» **REQUEST**
Copy each of the lines below word for word, leaving out the pictures.

--

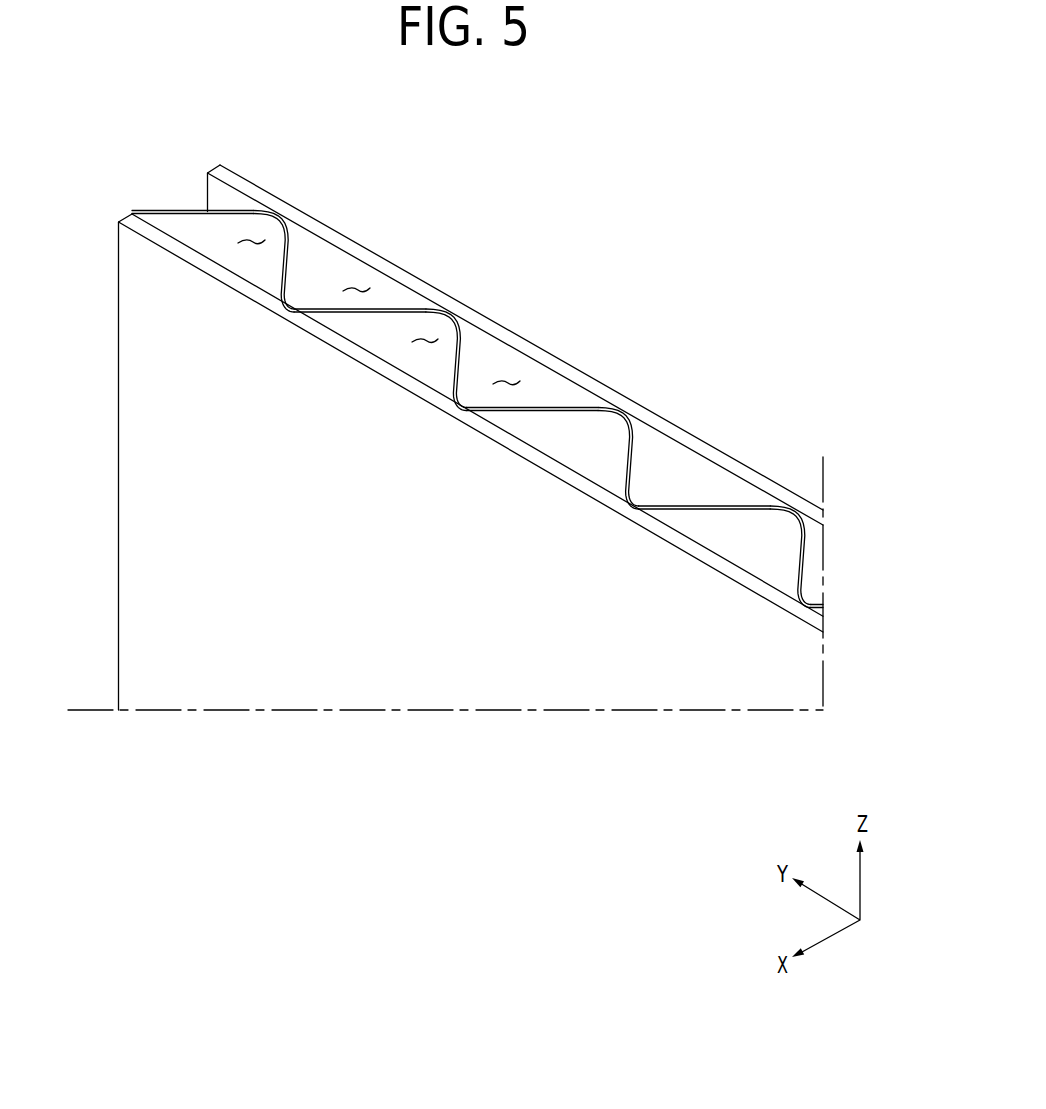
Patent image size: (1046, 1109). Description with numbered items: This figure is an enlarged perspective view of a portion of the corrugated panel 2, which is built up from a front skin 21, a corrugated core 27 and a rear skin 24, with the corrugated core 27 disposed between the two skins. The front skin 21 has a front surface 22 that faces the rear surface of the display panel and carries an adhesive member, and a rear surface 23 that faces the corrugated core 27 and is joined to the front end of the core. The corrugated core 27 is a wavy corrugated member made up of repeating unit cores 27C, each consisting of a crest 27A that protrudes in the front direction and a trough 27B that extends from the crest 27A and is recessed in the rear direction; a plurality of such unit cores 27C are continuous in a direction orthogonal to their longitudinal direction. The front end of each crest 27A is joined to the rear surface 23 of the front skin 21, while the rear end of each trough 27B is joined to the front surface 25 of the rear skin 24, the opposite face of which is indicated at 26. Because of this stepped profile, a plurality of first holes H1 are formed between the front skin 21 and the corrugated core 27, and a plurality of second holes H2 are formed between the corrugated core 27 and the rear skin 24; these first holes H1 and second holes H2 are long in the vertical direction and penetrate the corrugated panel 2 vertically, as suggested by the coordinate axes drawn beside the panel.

The corrugated panel 2 is at (129, 158).
The front skin 21 is at (198, 265).
The front surface of the front skin 22 is at (150, 389).
The rear surface of the front skin 23 is at (257, 290).
The rear skin 24 is at (343, 247).
The front surface of the rear skin 25 is at (673, 468).
The bar upper surface 26 is at (682, 430).
The corrugated core 27 is at (698, 817).
The crest 27A is at (492, 416).
The trough 27B is at (613, 427).
The unit core 27C is at (562, 776).
The first holes H1 is at (253, 240).
The second holes H2 is at (357, 287).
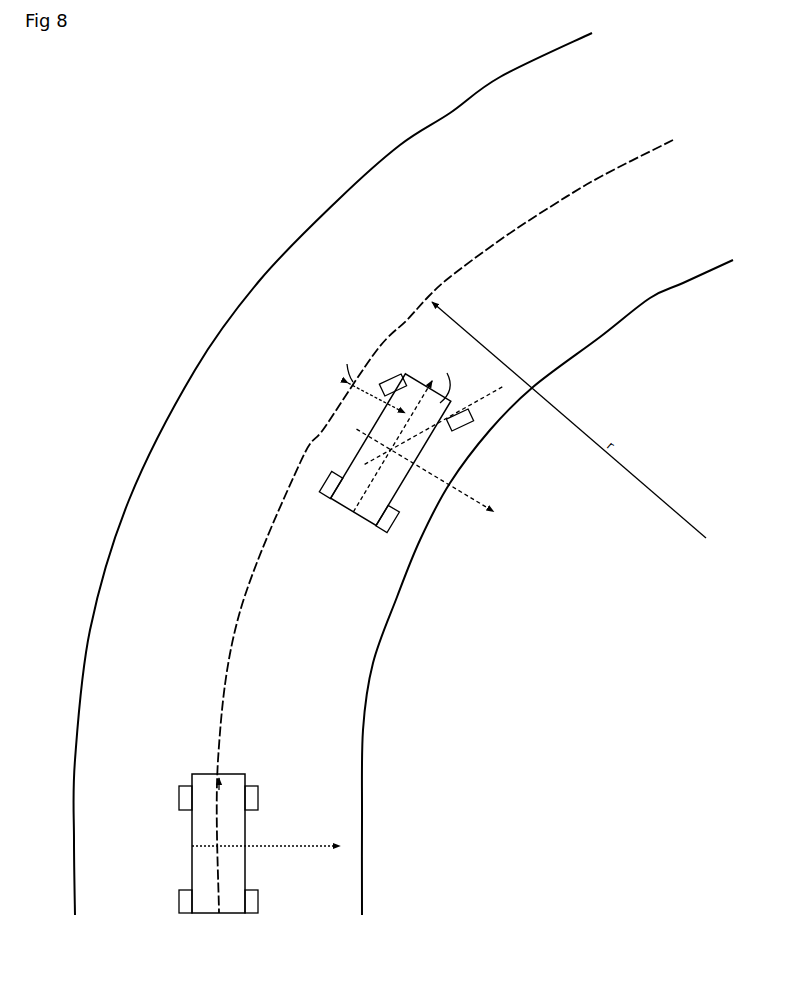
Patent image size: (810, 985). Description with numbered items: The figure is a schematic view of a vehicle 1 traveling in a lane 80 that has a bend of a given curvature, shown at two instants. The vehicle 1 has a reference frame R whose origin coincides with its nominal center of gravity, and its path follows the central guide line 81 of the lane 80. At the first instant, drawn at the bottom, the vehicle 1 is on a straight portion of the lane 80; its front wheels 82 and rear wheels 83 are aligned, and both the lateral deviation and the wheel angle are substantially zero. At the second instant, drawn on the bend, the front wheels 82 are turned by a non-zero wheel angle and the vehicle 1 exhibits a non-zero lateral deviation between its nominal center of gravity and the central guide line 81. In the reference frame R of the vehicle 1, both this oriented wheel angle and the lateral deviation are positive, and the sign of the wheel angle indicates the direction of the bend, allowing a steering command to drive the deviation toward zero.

The vehicle 1 is at (205, 917).
The lane 80 is at (358, 175).
The central guide line 81 is at (541, 207).
The front wheels 82 is at (263, 793).
The rear wheels 83 is at (263, 910).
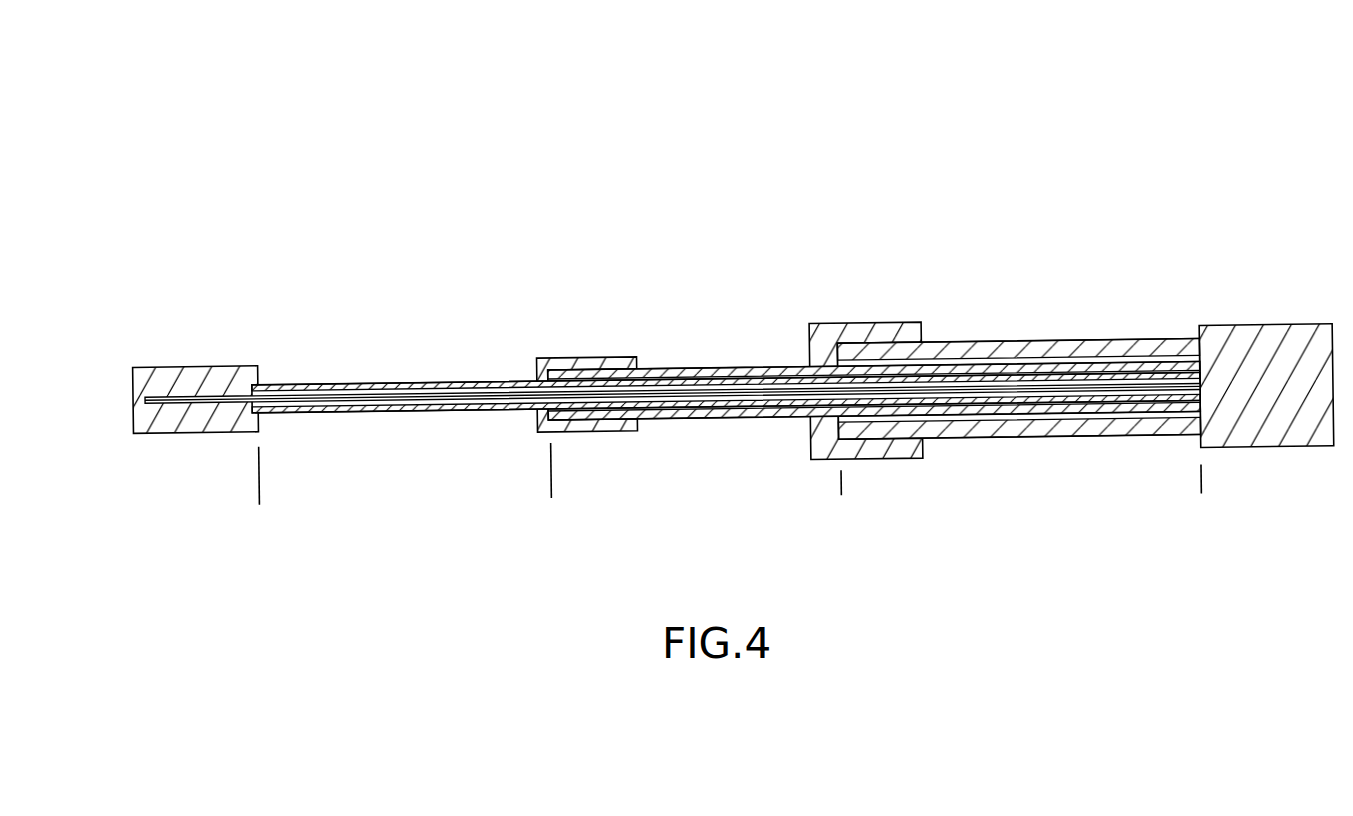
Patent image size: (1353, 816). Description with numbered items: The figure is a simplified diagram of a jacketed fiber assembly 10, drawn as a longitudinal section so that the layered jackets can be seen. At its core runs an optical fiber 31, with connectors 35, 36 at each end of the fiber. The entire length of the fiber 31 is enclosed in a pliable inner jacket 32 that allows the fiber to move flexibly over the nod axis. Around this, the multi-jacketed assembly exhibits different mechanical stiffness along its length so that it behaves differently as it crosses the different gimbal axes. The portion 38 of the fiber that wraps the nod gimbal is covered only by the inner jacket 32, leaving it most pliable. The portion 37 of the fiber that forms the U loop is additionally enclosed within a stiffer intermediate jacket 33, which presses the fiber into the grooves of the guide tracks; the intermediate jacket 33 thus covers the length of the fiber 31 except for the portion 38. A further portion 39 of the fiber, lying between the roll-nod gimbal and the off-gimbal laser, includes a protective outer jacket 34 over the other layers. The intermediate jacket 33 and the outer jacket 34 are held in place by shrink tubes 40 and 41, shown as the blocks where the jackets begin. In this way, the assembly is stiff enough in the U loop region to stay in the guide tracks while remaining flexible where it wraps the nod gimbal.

The fiber assembly 10 is at (678, 141).
The optical fiber 31 is at (222, 391).
The pliable inner jacket 32 is at (432, 379).
The intermediate jacket 33 is at (745, 368).
The protective outer jacket 34 is at (1028, 345).
The connector 35 is at (178, 426).
The connector 36 is at (1275, 454).
The portion 37 is at (840, 485).
The portion 38 is at (550, 485).
The portion 39 is at (840, 485).
The shrink tube 40 is at (598, 356).
The shrink tube 41 is at (845, 325).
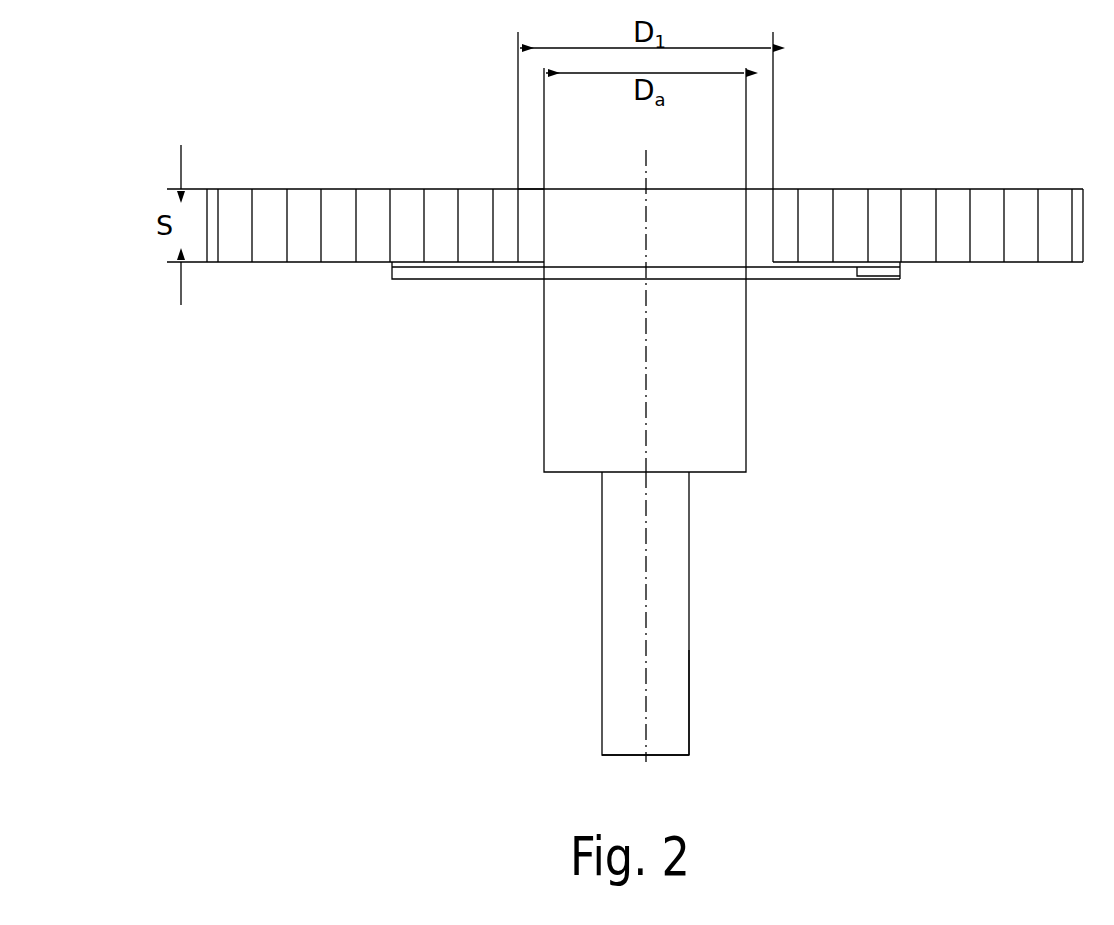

--

» **CORRECT RESPONSE**
Patent image size: (1046, 1109). Description with numbered items: This figure is an enlarged perspective view of a portion of the corrugated panel 2, which is built up from a front skin 21, a corrugated core 27 and a rear skin 24, with the corrugated core 27 disposed between the two skins. The front skin 21 has a front surface 22 that faces the rear surface of the display panel and carries an adhesive member, and a rear surface 23 that faces the corrugated core 27 and is joined to the front end of the core. The corrugated core 27 is a wavy corrugated member made up of repeating unit cores 27C, each consisting of a crest 27A that protrudes in the front direction and a trough 27B that extends from the crest 27A and is recessed in the rear direction; a plurality of such unit cores 27C are continuous in a direction orthogonal to their longitudinal direction. The front end of each crest 27A is joined to the rear surface 23 of the front skin 21, while the rear end of each trough 27B is joined to the front surface 25 of the rear skin 24, the opposite face of which is indicated at 26. Because of this stepped profile, a plurality of first holes H1 are formed between the front skin 21 and the corrugated core 27, and a plurality of second holes H2 are formed between the corrugated core 27 and the rear skin 24; these first holes H1 and second holes H2 are long in the vertical direction and penetrate the corrugated panel 2 vertically, as suggested by the coordinate axes drawn beside the panel.

The corrugated panel 2 is at (129, 158).
The front skin 21 is at (198, 265).
The front surface of the front skin 22 is at (150, 389).
The rear surface of the front skin 23 is at (257, 290).
The rear skin 24 is at (343, 247).
The front surface of the rear skin 25 is at (673, 468).
The bar upper surface 26 is at (682, 430).
The corrugated core 27 is at (698, 817).
The crest 27A is at (492, 416).
The trough 27B is at (613, 427).
The unit core 27C is at (562, 776).
The first holes H1 is at (253, 240).
The second holes H2 is at (357, 287).
Patent image size: (810, 985). Description with numbered items: The figure is a schematic view of a vehicle 1 traveling in a lane 80 that has a bend of a given curvature, shown at two instants. The vehicle 1 has a reference frame R whose origin coincides with its nominal center of gravity, and its path follows the central guide line 81 of the lane 80. At the first instant, drawn at the bottom, the vehicle 1 is on a straight portion of the lane 80; its front wheels 82 and rear wheels 83 are aligned, and both the lateral deviation and the wheel angle are substantially zero. At the second instant, drawn on the bend, the front wheels 82 are turned by a non-zero wheel angle and the vehicle 1 exhibits a non-zero lateral deviation between its nominal center of gravity and the central guide line 81. In the reference frame R of the vehicle 1, both this oriented wheel angle and the lateral deviation are positive, and the sign of the wheel angle indicates the direction of the bend, allowing a steering command to drive the deviation toward zero.

The vehicle 1 is at (205, 917).
The lane 80 is at (358, 175).
The central guide line 81 is at (541, 207).
The front wheels 82 is at (263, 793).
The rear wheels 83 is at (263, 910).
Patent image size: (1353, 816). Description with numbered items: The figure is a simplified diagram of a jacketed fiber assembly 10, drawn as a longitudinal section so that the layered jackets can be seen. At its core runs an optical fiber 31, with connectors 35, 36 at each end of the fiber. The entire length of the fiber 31 is enclosed in a pliable inner jacket 32 that allows the fiber to move flexibly over the nod axis. Around this, the multi-jacketed assembly exhibits different mechanical stiffness along its length so that it behaves differently as it crosses the different gimbal axes. The portion 38 of the fiber that wraps the nod gimbal is covered only by the inner jacket 32, leaving it most pliable. The portion 37 of the fiber that forms the U loop is additionally enclosed within a stiffer intermediate jacket 33, which presses the fiber into the grooves of the guide tracks; the intermediate jacket 33 thus covers the length of the fiber 31 except for the portion 38. A further portion 39 of the fiber, lying between the roll-nod gimbal and the off-gimbal laser, includes a protective outer jacket 34 over the other layers. The intermediate jacket 33 and the outer jacket 34 are held in place by shrink tubes 40 and 41, shown as the blocks where the jackets begin. In this way, the assembly is stiff enough in the U loop region to stay in the guide tracks while remaining flexible where it wraps the nod gimbal.

The fiber assembly 10 is at (678, 141).
The optical fiber 31 is at (222, 391).
The pliable inner jacket 32 is at (432, 379).
The intermediate jacket 33 is at (745, 368).
The protective outer jacket 34 is at (1028, 345).
The connector 35 is at (178, 426).
The connector 36 is at (1275, 454).
The portion 37 is at (840, 485).
The portion 38 is at (550, 485).
The portion 39 is at (840, 485).
The shrink tube 40 is at (598, 356).
The shrink tube 41 is at (845, 325).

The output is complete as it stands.